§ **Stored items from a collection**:
====================
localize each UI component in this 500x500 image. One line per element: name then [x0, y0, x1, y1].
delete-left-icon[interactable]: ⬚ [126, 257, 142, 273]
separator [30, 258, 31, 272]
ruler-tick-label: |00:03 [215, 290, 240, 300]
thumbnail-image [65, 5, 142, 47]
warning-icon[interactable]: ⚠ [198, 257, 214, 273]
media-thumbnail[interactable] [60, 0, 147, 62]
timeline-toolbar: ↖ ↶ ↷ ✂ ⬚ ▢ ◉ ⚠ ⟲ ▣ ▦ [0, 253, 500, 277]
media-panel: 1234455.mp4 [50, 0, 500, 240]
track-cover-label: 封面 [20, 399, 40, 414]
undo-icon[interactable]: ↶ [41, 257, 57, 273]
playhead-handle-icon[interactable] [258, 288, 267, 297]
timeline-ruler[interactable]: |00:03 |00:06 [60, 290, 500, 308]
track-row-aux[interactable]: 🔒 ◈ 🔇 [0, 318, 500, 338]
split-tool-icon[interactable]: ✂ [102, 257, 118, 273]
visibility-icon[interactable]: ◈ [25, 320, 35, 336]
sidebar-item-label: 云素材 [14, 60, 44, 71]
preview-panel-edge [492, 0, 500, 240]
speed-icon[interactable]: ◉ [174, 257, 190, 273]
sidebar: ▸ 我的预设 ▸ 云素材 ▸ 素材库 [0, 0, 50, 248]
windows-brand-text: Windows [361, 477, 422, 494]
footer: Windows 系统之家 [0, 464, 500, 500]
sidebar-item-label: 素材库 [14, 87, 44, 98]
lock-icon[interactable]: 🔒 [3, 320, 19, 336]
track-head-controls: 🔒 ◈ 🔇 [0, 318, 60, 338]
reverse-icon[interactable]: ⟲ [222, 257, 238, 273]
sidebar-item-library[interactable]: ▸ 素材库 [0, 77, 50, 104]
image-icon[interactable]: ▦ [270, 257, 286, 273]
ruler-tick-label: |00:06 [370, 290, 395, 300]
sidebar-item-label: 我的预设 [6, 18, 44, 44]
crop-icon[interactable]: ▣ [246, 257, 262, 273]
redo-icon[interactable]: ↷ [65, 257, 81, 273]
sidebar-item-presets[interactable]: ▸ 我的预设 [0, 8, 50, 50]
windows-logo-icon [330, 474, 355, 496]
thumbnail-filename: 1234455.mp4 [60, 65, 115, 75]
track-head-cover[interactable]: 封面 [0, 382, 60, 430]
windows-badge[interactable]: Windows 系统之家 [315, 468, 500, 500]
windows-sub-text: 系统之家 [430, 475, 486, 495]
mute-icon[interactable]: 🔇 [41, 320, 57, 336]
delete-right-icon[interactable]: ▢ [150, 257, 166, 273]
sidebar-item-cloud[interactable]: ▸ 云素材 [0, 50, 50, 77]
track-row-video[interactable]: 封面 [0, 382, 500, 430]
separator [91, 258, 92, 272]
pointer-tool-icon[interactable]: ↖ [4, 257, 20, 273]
====================
§ **PROBLEM REQUIREMENTS**: Rewrite the rows with "UI component" replaced by "interface element" everywhere it occurs, leaving everything else unchanged.

§ **COMPLETED TASK**:
localize each interface element in this 500x500 image. One line per element: name then [x0, y0, x1, y1].
delete-left-icon[interactable]: ⬚ [126, 257, 142, 273]
separator [30, 258, 31, 272]
ruler-tick-label: |00:03 [215, 290, 240, 300]
thumbnail-image [65, 5, 142, 47]
warning-icon[interactable]: ⚠ [198, 257, 214, 273]
media-thumbnail[interactable] [60, 0, 147, 62]
timeline-toolbar: ↖ ↶ ↷ ✂ ⬚ ▢ ◉ ⚠ ⟲ ▣ ▦ [0, 253, 500, 277]
media-panel: 1234455.mp4 [50, 0, 500, 240]
track-cover-label: 封面 [20, 399, 40, 414]
undo-icon[interactable]: ↶ [41, 257, 57, 273]
playhead-handle-icon[interactable] [258, 288, 267, 297]
timeline-ruler[interactable]: |00:03 |00:06 [60, 290, 500, 308]
track-row-aux[interactable]: 🔒 ◈ 🔇 [0, 318, 500, 338]
split-tool-icon[interactable]: ✂ [102, 257, 118, 273]
visibility-icon[interactable]: ◈ [25, 320, 35, 336]
sidebar-item-label: 云素材 [14, 60, 44, 71]
preview-panel-edge [492, 0, 500, 240]
speed-icon[interactable]: ◉ [174, 257, 190, 273]
sidebar: ▸ 我的预设 ▸ 云素材 ▸ 素材库 [0, 0, 50, 248]
windows-brand-text: Windows [361, 477, 422, 494]
footer: Windows 系统之家 [0, 464, 500, 500]
sidebar-item-label: 素材库 [14, 87, 44, 98]
lock-icon[interactable]: 🔒 [3, 320, 19, 336]
track-head-controls: 🔒 ◈ 🔇 [0, 318, 60, 338]
reverse-icon[interactable]: ⟲ [222, 257, 238, 273]
sidebar-item-library[interactable]: ▸ 素材库 [0, 77, 50, 104]
image-icon[interactable]: ▦ [270, 257, 286, 273]
ruler-tick-label: |00:06 [370, 290, 395, 300]
sidebar-item-label: 我的预设 [6, 18, 44, 44]
crop-icon[interactable]: ▣ [246, 257, 262, 273]
redo-icon[interactable]: ↷ [65, 257, 81, 273]
sidebar-item-presets[interactable]: ▸ 我的预设 [0, 8, 50, 50]
windows-logo-icon [330, 474, 355, 496]
thumbnail-filename: 1234455.mp4 [60, 65, 115, 75]
track-head-cover[interactable]: 封面 [0, 382, 60, 430]
windows-badge[interactable]: Windows 系统之家 [315, 468, 500, 500]
windows-sub-text: 系统之家 [430, 475, 486, 495]
mute-icon[interactable]: 🔇 [41, 320, 57, 336]
delete-right-icon[interactable]: ▢ [150, 257, 166, 273]
sidebar-item-cloud[interactable]: ▸ 云素材 [0, 50, 50, 77]
track-row-video[interactable]: 封面 [0, 382, 500, 430]
separator [91, 258, 92, 272]
pointer-tool-icon[interactable]: ↖ [4, 257, 20, 273]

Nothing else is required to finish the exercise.